### Instructions to follow:
In the material below, find every line with "accumulation" and pull it out.

### Supplied records:
[Begin]
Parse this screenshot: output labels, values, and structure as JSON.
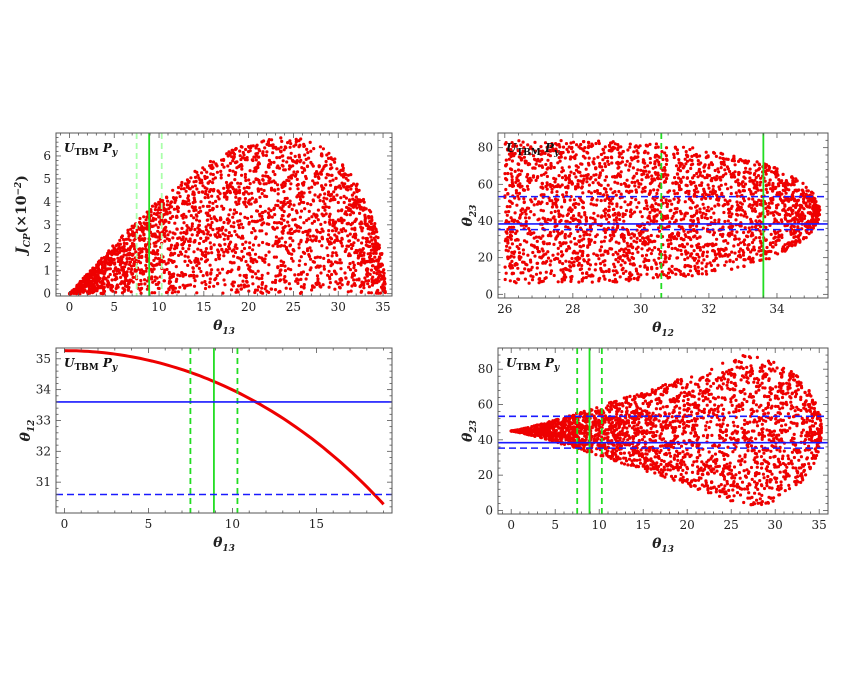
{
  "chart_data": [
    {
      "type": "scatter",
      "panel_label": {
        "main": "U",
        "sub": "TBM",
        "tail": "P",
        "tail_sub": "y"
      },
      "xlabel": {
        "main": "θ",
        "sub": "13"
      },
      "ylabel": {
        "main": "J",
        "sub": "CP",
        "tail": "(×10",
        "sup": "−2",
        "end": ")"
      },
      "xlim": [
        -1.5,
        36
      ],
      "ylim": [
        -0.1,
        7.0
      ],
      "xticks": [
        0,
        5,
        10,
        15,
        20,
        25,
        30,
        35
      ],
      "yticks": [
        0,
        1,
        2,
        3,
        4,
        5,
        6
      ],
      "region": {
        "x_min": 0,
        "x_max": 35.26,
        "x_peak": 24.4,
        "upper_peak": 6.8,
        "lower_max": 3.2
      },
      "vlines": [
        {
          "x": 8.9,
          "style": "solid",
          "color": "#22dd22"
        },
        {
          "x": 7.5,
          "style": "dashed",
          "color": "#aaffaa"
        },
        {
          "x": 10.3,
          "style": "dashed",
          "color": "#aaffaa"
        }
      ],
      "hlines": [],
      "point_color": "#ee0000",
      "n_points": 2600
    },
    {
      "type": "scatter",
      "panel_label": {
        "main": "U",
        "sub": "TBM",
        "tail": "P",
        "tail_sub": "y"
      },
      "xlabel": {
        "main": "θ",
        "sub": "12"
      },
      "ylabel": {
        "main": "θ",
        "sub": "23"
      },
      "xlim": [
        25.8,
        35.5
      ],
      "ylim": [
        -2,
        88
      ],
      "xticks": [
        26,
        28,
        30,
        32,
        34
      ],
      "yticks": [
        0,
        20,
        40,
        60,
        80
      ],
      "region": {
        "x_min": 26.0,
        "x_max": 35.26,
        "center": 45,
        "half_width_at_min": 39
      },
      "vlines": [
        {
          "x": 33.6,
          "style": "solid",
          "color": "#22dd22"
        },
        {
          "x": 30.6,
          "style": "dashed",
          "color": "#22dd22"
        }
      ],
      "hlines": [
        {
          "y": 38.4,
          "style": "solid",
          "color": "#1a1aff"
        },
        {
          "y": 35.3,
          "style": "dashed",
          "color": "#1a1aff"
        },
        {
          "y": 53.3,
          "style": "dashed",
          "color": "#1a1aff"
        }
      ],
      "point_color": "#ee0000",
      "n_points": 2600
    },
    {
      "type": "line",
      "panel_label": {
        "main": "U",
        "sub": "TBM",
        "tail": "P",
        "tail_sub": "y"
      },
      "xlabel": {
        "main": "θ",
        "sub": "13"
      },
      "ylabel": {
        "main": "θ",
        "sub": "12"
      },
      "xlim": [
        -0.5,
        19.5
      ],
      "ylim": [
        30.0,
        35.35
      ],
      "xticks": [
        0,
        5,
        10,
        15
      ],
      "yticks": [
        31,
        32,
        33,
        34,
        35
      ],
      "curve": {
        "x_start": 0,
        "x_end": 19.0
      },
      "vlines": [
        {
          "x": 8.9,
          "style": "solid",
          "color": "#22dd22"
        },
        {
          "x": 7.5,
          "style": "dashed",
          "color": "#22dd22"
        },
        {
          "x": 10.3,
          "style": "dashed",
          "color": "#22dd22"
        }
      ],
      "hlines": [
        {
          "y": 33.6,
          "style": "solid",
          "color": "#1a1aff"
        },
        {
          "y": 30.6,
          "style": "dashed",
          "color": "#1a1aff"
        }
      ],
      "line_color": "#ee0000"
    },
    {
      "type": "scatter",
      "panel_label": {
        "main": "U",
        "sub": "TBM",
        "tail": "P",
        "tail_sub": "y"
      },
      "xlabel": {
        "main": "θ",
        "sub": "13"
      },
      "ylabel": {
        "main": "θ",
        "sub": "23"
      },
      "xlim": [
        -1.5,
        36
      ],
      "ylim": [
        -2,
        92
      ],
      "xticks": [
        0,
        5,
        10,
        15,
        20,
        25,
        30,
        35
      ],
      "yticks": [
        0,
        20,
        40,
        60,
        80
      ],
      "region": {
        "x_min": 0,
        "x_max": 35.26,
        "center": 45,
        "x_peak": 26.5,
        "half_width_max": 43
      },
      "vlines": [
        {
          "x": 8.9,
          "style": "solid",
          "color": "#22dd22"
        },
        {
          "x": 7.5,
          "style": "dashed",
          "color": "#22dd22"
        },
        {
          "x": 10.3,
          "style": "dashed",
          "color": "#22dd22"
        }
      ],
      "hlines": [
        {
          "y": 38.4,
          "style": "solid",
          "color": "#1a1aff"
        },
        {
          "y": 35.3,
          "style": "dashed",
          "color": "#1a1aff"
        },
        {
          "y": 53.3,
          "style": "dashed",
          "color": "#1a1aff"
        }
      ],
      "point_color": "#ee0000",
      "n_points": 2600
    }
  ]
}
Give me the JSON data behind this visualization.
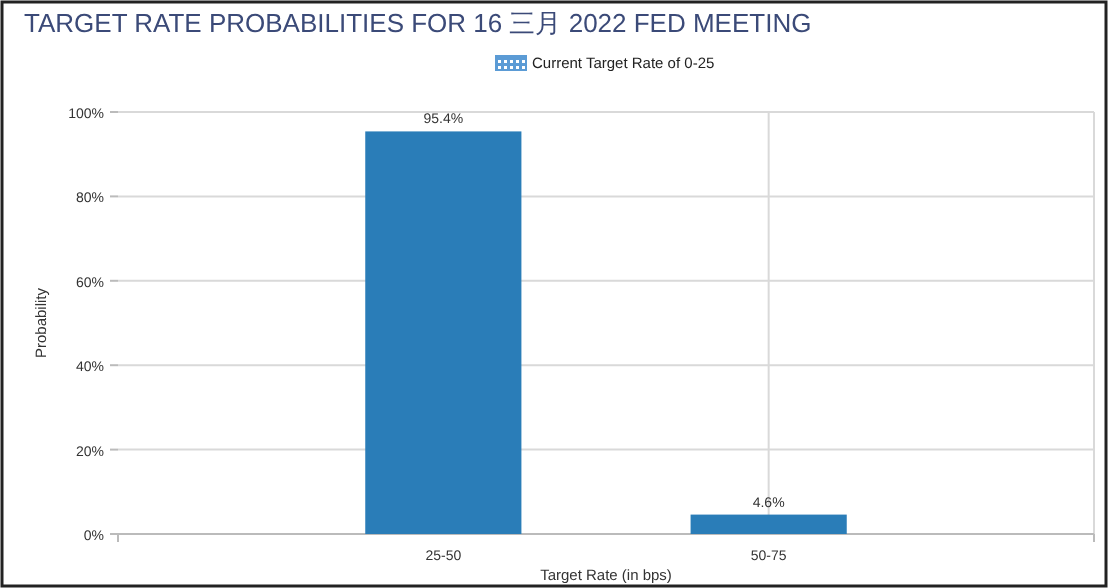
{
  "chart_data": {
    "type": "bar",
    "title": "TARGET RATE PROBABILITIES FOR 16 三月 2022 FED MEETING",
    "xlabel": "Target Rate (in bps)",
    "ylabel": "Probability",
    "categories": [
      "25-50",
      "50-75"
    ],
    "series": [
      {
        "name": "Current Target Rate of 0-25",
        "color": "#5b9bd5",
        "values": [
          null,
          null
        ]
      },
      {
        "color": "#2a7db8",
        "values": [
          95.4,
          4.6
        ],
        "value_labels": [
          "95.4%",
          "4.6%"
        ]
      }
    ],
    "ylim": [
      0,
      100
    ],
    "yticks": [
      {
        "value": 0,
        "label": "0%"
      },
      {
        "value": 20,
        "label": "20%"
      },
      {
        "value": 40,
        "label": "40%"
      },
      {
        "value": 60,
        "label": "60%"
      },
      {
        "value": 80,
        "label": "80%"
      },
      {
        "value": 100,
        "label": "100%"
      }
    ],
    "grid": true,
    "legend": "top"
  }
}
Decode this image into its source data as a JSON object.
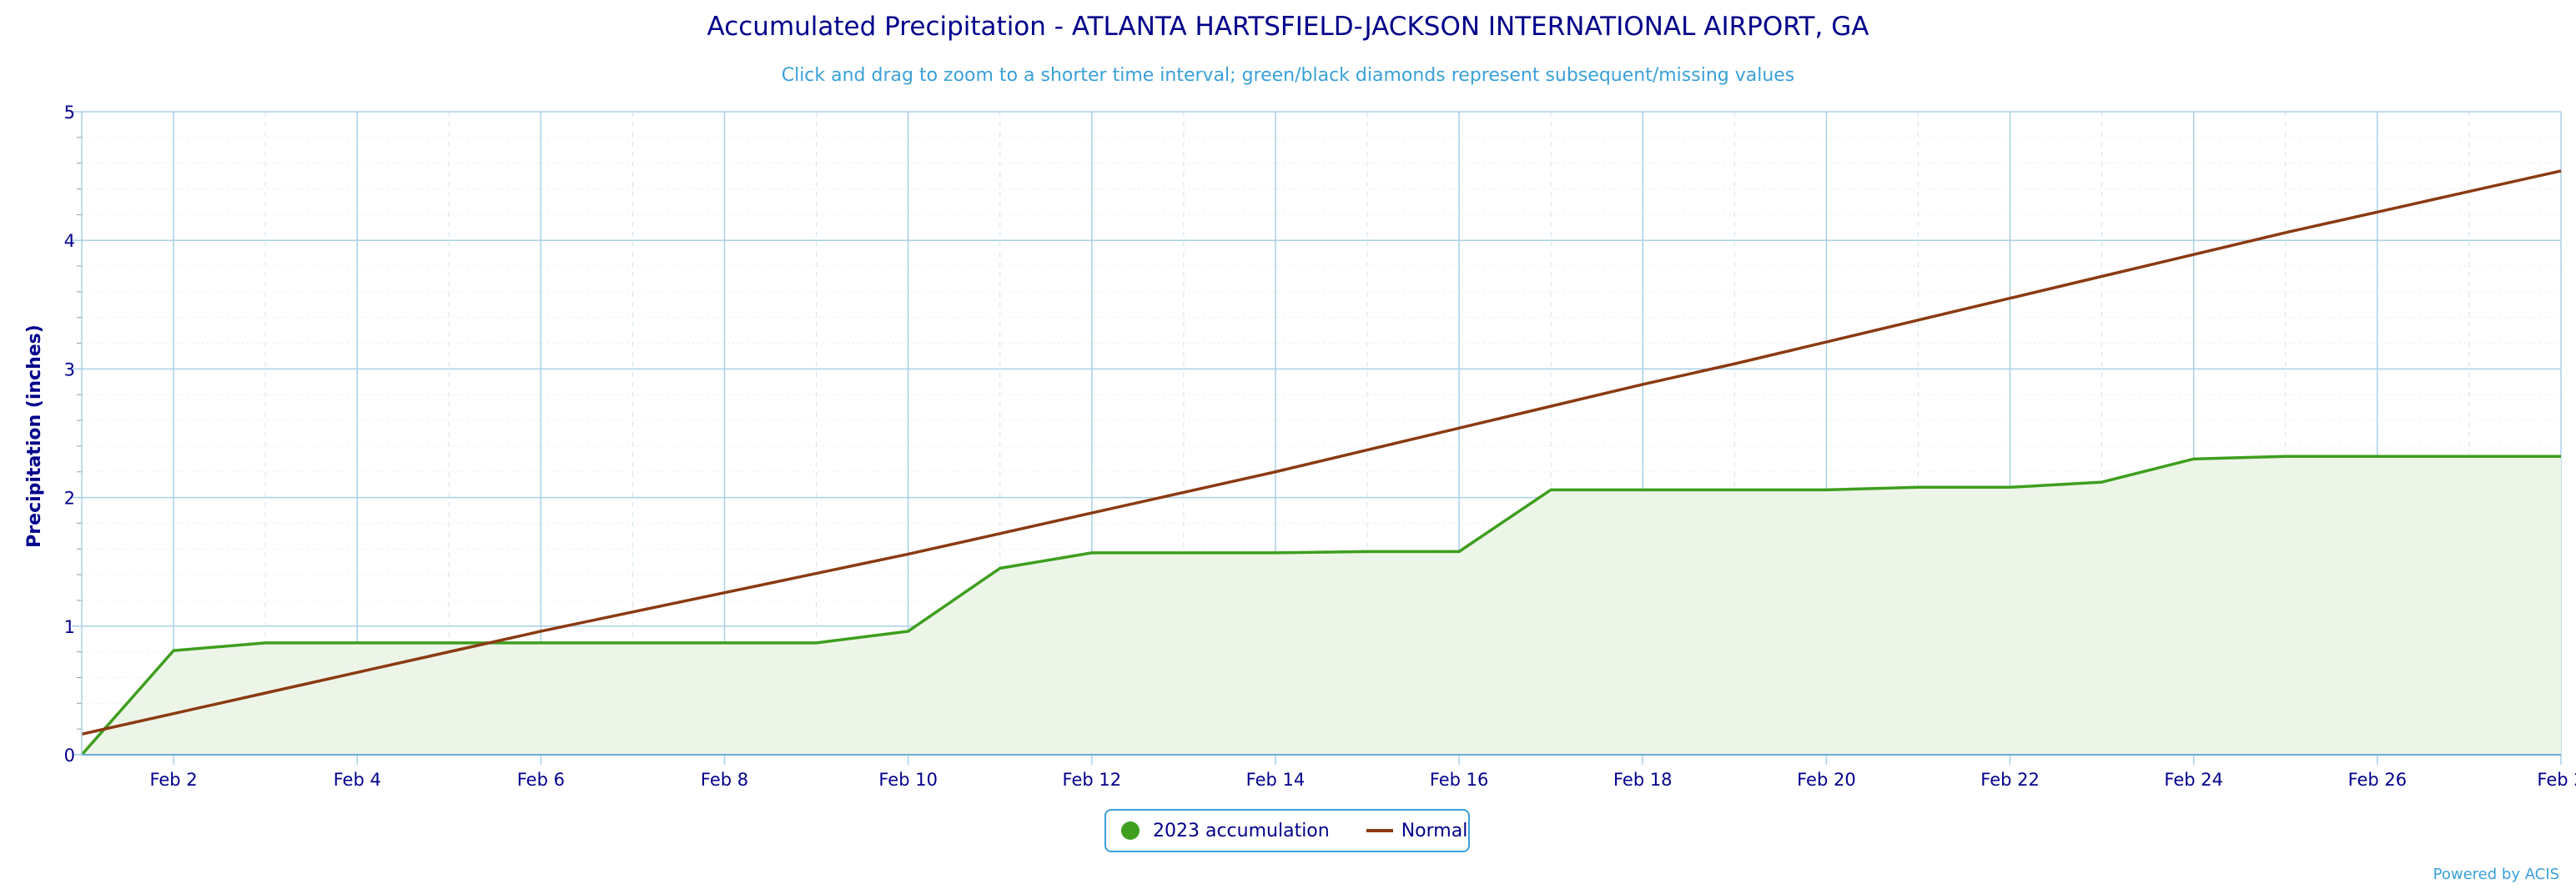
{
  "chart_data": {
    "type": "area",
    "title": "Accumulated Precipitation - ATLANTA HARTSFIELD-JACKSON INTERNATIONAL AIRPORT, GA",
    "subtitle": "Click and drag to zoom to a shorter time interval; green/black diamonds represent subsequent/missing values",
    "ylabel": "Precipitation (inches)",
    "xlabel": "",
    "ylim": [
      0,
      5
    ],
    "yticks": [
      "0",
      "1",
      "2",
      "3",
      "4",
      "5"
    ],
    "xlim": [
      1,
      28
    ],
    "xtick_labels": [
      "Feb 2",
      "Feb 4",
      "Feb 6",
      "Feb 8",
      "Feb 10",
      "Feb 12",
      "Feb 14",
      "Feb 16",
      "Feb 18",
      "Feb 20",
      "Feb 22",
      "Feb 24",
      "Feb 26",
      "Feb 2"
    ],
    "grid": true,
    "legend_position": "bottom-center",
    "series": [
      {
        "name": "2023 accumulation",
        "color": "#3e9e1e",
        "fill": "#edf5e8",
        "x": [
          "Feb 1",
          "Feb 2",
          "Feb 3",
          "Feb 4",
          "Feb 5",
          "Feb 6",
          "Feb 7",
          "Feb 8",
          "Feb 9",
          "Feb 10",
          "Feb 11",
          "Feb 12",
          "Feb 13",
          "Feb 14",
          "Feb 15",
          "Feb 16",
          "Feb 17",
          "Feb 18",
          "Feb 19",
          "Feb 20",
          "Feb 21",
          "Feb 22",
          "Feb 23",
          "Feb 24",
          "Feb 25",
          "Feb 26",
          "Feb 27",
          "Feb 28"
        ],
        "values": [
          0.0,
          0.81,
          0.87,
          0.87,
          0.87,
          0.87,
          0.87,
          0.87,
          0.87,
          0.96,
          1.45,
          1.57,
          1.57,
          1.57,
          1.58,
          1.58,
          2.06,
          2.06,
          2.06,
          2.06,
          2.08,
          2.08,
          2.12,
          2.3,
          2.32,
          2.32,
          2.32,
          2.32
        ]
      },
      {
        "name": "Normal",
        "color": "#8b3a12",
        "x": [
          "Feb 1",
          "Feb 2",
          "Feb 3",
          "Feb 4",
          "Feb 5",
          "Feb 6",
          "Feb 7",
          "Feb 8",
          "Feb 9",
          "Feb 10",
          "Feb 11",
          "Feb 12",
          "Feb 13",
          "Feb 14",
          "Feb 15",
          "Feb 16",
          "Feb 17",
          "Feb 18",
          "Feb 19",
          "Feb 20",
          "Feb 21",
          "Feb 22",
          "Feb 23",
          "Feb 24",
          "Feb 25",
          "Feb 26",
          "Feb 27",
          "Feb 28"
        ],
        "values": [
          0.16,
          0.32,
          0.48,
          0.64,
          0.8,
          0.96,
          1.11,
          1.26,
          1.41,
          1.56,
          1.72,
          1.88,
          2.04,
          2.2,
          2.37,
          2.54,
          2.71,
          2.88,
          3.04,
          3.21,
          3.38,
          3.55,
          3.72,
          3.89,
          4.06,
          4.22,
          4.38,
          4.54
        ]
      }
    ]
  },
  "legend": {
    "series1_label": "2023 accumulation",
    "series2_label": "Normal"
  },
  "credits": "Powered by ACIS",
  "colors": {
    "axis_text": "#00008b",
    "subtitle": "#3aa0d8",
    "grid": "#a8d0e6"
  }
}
[End]
### Answer to the exercise:
        "name": "2023 accumulation",
    "series1_label": "2023 accumulation",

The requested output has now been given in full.